Exercise brief: Keep only the lines where "uses" appears.
— Start Material for this exercise —
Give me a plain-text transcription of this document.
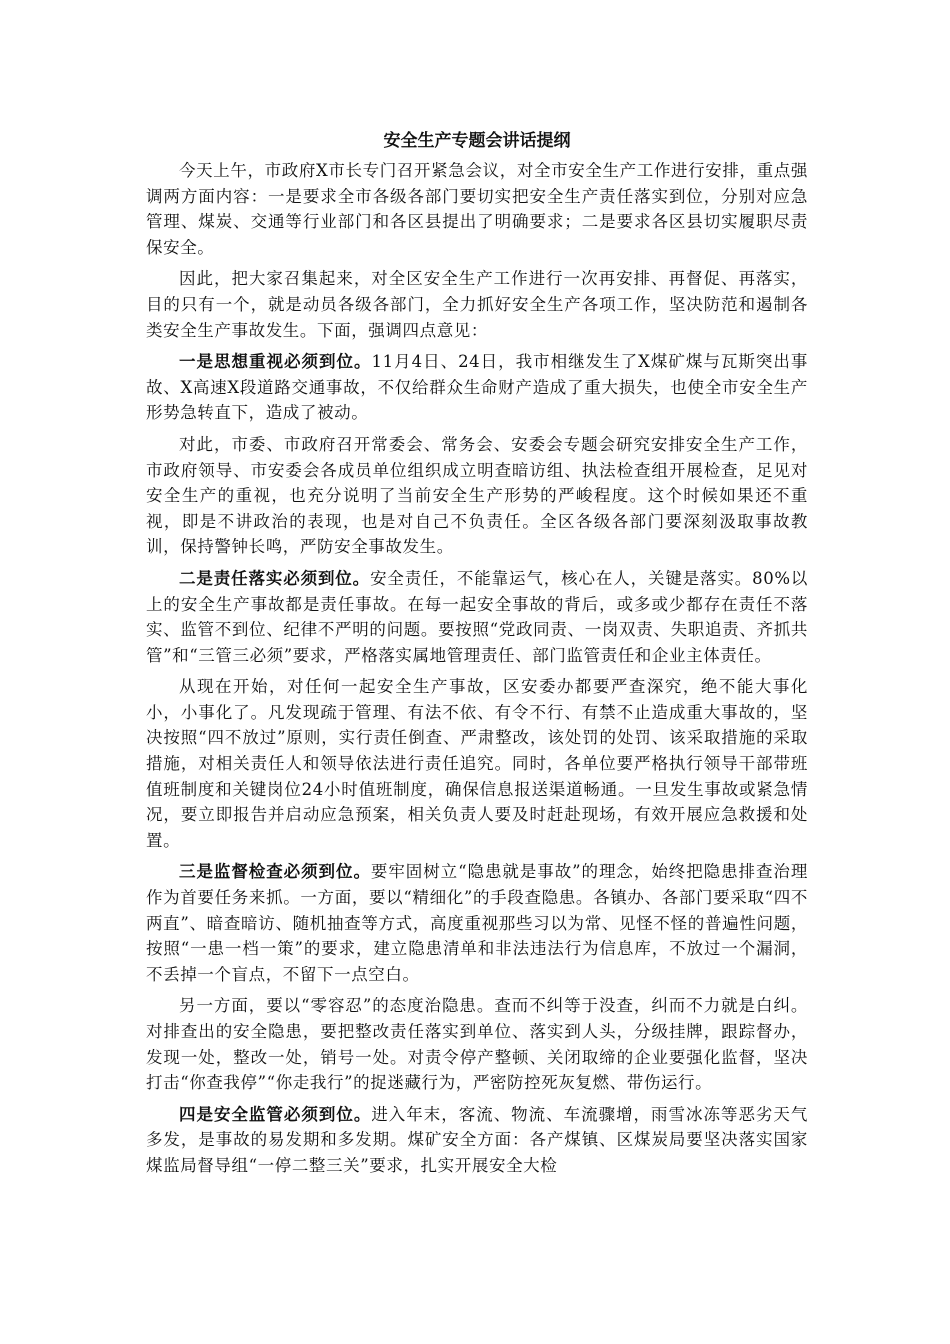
安全生产专题会讲话提纲

今天上午，市政府X市长专门召开紧急会议，对全市安全生产工作进行安排，重点强调两方面内容：一是要求全市各级各部门要切实把安全生产责任落实到位，分别对应急管理、煤炭、交通等行业部门和各区县提出了明确要求；二是要求各区县切实履职尽责保安全。

因此，把大家召集起来，对全区安全生产工作进行一次再安排、再督促、再落实，目的只有一个，就是动员各级各部门，全力抓好安全生产各项工作，坚决防范和遏制各类安全生产事故发生。下面，强调四点意见：

一是思想重视必须到位。11月4日、24日，我市相继发生了X煤矿煤与瓦斯突出事故、X高速X段道路交通事故，不仅给群众生命财产造成了重大损失，也使全市安全生产形势急转直下，造成了被动。

对此，市委、市政府召开常委会、常务会、安委会专题会研究安排安全生产工作，市政府领导、市安委会各成员单位组织成立明查暗访组、执法检查组开展检查，足见对安全生产的重视，也充分说明了当前安全生产形势的严峻程度。这个时候如果还不重视，即是不讲政治的表现，也是对自己不负责任。全区各级各部门要深刻汲取事故教训，保持警钟长鸣，严防安全事故发生。

二是责任落实必须到位。安全责任，不能靠运气，核心在人，关键是落实。80%以上的安全生产事故都是责任事故。在每一起安全事故的背后，或多或少都存在责任不落实、监管不到位、纪律不严明的问题。要按照“党政同责、一岗双责、失职追责、齐抓共管”和“三管三必须”要求，严格落实属地管理责任、部门监管责任和企业主体责任。

从现在开始，对任何一起安全生产事故，区安委办都要严查深究，绝不能大事化小，小事化了。凡发现疏于管理、有法不依、有令不行、有禁不止造成重大事故的，坚决按照“四不放过”原则，实行责任倒查、严肃整改，该处罚的处罚、该采取措施的采取措施，对相关责任人和领导依法进行责任追究。同时，各单位要严格执行领导干部带班值班制度和关键岗位24小时值班制度，确保信息报送渠道畅通。一旦发生事故或紧急情况，要立即报告并启动应急预案，相关负责人要及时赶赴现场，有效开展应急救援和处置。

三是监督检查必须到位。要牢固树立“隐患就是事故”的理念，始终把隐患排查治理作为首要任务来抓。一方面，要以“精细化”的手段查隐患。各镇办、各部门要采取“四不两直”、暗查暗访、随机抽查等方式，高度重视那些习以为常、见怪不怪的普遍性问题，按照“一患一档一策”的要求，建立隐患清单和非法违法行为信息库，不放过一个漏洞，不丢掉一个盲点，不留下一点空白。

另一方面，要以“零容忍”的态度治隐患。查而不纠等于没查，纠而不力就是白纠。对排查出的安全隐患，要把整改责任落实到单位、落实到人头，分级挂牌，跟踪督办，发现一处，整改一处，销号一处。对责令停产整顿、关闭取缔的企业要强化监督，坚决打击“你查我停”“你走我行”的捉迷藏行为，严密防控死灰复燃、带伤运行。

四是安全监管必须到位。进入年末，客流、物流、车流骤增，雨雪冰冻等恶劣天气多发，是事故的易发期和多发期。煤矿安全方面：各产煤镇、区煤炭局要坚决落实国家煤监局督导组“一停二整三关”要求，扎实开展安全大检
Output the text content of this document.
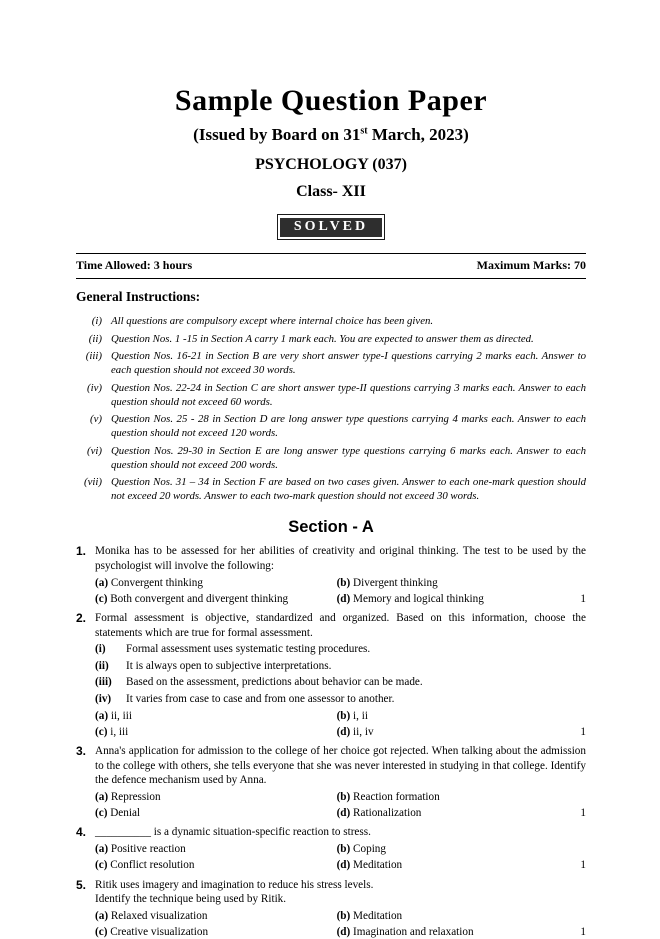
Sample Question Paper
(Issued by Board on 31st March, 2023)
PSYCHOLOGY (037)
Class- XII
SOLVED
Time Allowed: 3 hours	Maximum Marks: 70
General Instructions:
(i) All questions are compulsory except where internal choice has been given.
(ii) Question Nos. 1 -15 in Section A carry 1 mark each. You are expected to answer them as directed.
(iii) Question Nos. 16-21 in Section B are very short answer type-I questions carrying 2 marks each. Answer to each question should not exceed 30 words.
(iv) Question Nos. 22-24 in Section C are short answer type-II questions carrying 3 marks each. Answer to each question should not exceed 60 words.
(v) Question Nos. 25 - 28 in Section D are long answer type questions carrying 4 marks each. Answer to each question should not exceed 120 words.
(vi) Question Nos. 29-30 in Section E are long answer type questions carrying 6 marks each. Answer to each question should not exceed 200 words.
(vii) Question Nos. 31 – 34 in Section F are based on two cases given. Answer to each one-mark question should not exceed 20 words. Answer to each two-mark question should not exceed 30 words.
Section - A
1. Monika has to be assessed for her abilities of creativity and original thinking. The test to be used by the psychologist will involve the following:
(a) Convergent thinking	(b) Divergent thinking
(c) Both convergent and divergent thinking	(d) Memory and logical thinking	1
2. Formal assessment is objective, standardized and organized. Based on this information, choose the statements which are true for formal assessment.
(i)	Formal assessment uses systematic testing procedures.
(ii)	It is always open to subjective interpretations.
(iii)	Based on the assessment, predictions about behavior can be made.
(iv)	It varies from case to case and from one assessor to another.
(a) ii, iii	(b) i, ii
(c) i, iii	(d) ii, iv	1
3. Anna's application for admission to the college of her choice got rejected. When talking about the admission to the college with others, she tells everyone that she was never interested in studying in that college. Identify the defence mechanism used by Anna.
(a) Repression	(b) Reaction formation
(c) Denial	(d) Rationalization	1
4. __________ is a dynamic situation-specific reaction to stress.
(a) Positive reaction	(b) Coping
(c) Conflict resolution	(d) Meditation	1
5. Ritik uses imagery and imagination to reduce his stress levels.
Identify the technique being used by Ritik.
(a) Relaxed visualization	(b) Meditation
(c) Creative visualization	(d) Imagination and relaxation	1
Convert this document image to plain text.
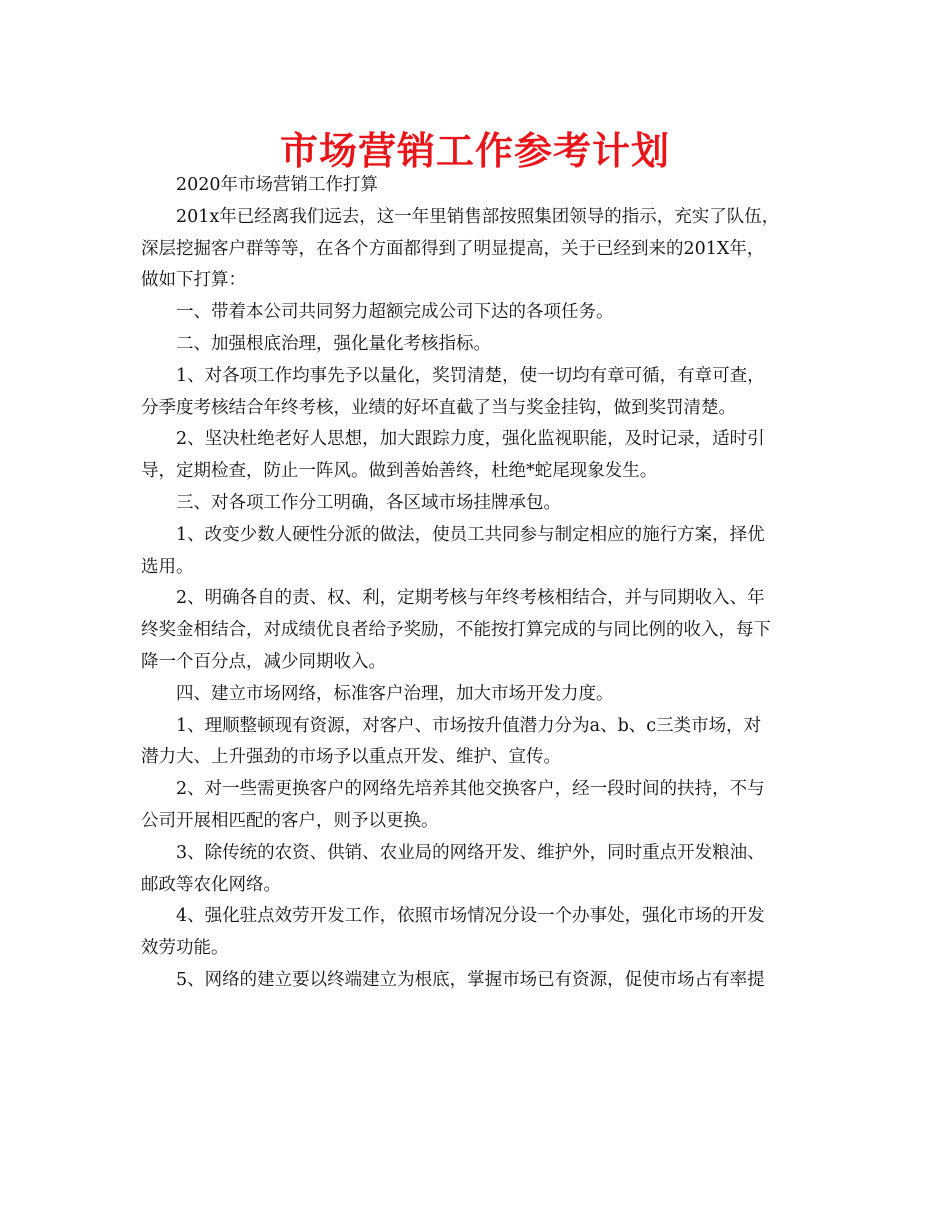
市场营销工作参考计划

2020年市场营销工作打算

201x年已经离我们远去，这一年里销售部按照集团领导的指示，充实了队伍，
深层挖掘客户群等等，在各个方面都得到了明显提高，关于已经到来的201X年，
做如下打算：

一、带着本公司共同努力超额完成公司下达的各项任务。

二、加强根底治理，强化量化考核指标。

1、对各项工作均事先予以量化，奖罚清楚，使一切均有章可循，有章可查，
分季度考核结合年终考核，业绩的好坏直截了当与奖金挂钩，做到奖罚清楚。

2、坚决杜绝老好人思想，加大跟踪力度，强化监视职能，及时记录，适时引
导，定期检查，防止一阵风。做到善始善终，杜绝*蛇尾现象发生。

三、对各项工作分工明确，各区域市场挂牌承包。

1、改变少数人硬性分派的做法，使员工共同参与制定相应的施行方案，择优
选用。

2、明确各自的责、权、利，定期考核与年终考核相结合，并与同期收入、年
终奖金相结合，对成绩优良者给予奖励，不能按打算完成的与同比例的收入，每下
降一个百分点，减少同期收入。

四、建立市场网络，标准客户治理，加大市场开发力度。

1、理顺整顿现有资源，对客户、市场按升值潜力分为a、b、c三类市场，对
潜力大、上升强劲的市场予以重点开发、维护、宣传。

2、对一些需更换客户的网络先培养其他交换客户，经一段时间的扶持，不与
公司开展相匹配的客户，则予以更换。

3、除传统的农资、供销、农业局的网络开发、维护外，同时重点开发粮油、
邮政等农化网络。

4、强化驻点效劳开发工作，依照市场情况分设一个办事处，强化市场的开发
效劳功能。

5、网络的建立要以终端建立为根底，掌握市场已有资源，促使市场占有率提
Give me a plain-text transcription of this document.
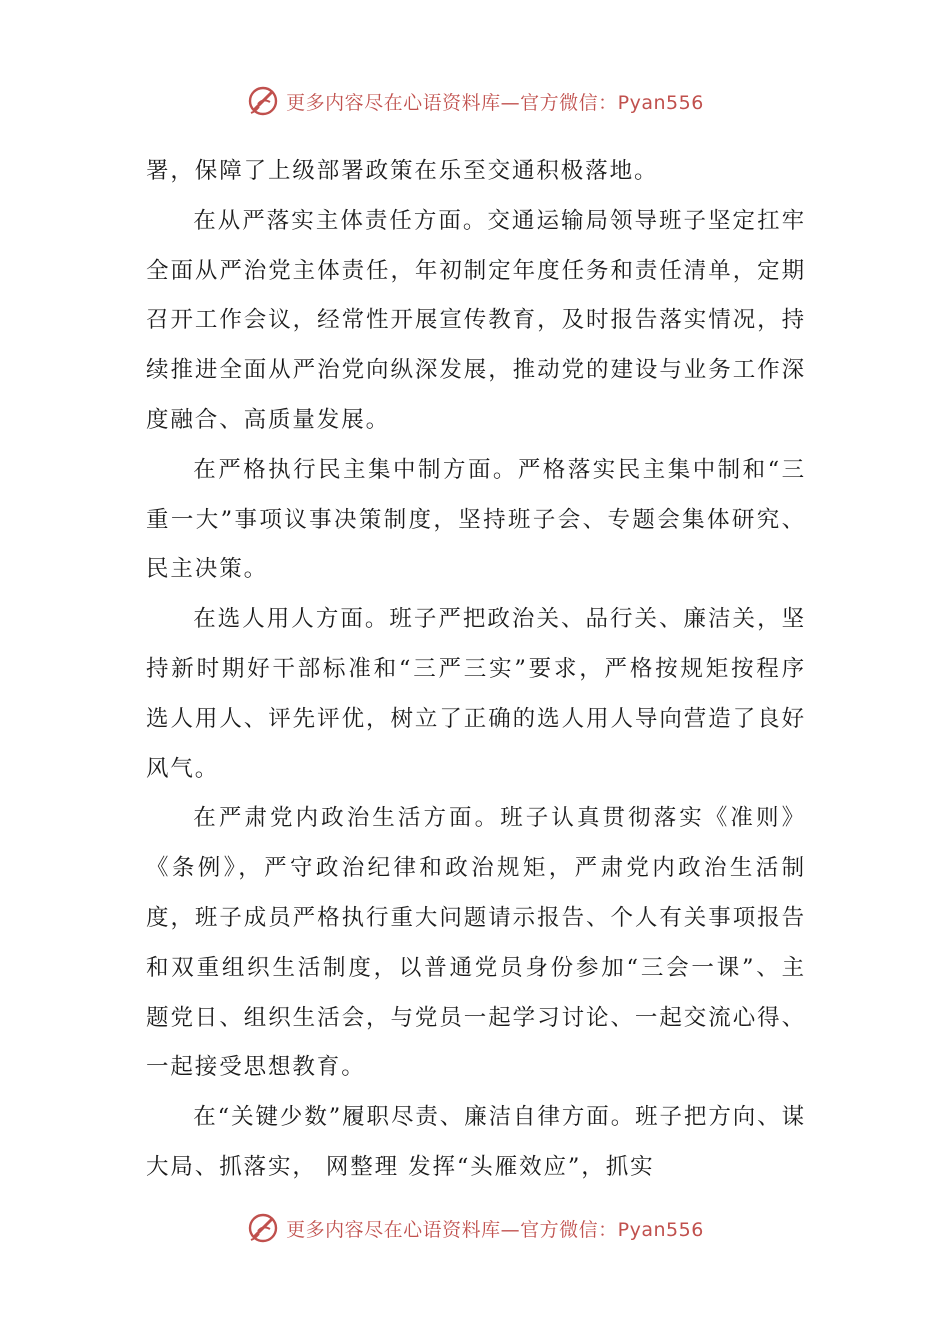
更多内容尽在心语资料库—官方微信：Pyan556

署，保障了上级部署政策在乐至交通积极落地。

在从严落实主体责任方面。交通运输局领导班子坚定扛牢全面从严治党主体责任，年初制定年度任务和责任清单，定期召开工作会议，经常性开展宣传教育，及时报告落实情况，持续推进全面从严治党向纵深发展，推动党的建设与业务工作深度融合、高质量发展。

在严格执行民主集中制方面。严格落实民主集中制和“三重一大”事项议事决策制度，坚持班子会、专题会集体研究、民主决策。

在选人用人方面。班子严把政治关、品行关、廉洁关，坚持新时期好干部标准和“三严三实”要求，严格按规矩按程序选人用人、评先评优，树立了正确的选人用人导向营造了良好风气。

在严肃党内政治生活方面。班子认真贯彻落实《准则》《条例》，严守政治纪律和政治规矩，严肃党内政治生活制度，班子成员严格执行重大问题请示报告、个人有关事项报告和双重组织生活制度，以普通党员身份参加“三会一课”、主题党日、组织生活会，与党员一起学习讨论、一起交流心得、一起接受思想教育。

在“关键少数”履职尽责、廉洁自律方面。班子把方向、谋大局、抓落实， 网整理 发挥“头雁效应”，抓实

更多内容尽在心语资料库—官方微信：Pyan556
— End Material for this exercise —
Problem solution:
(i)	Formal assessment uses systematic testing procedures.
5. Ritik uses imagery and imagination to reduce his stress levels.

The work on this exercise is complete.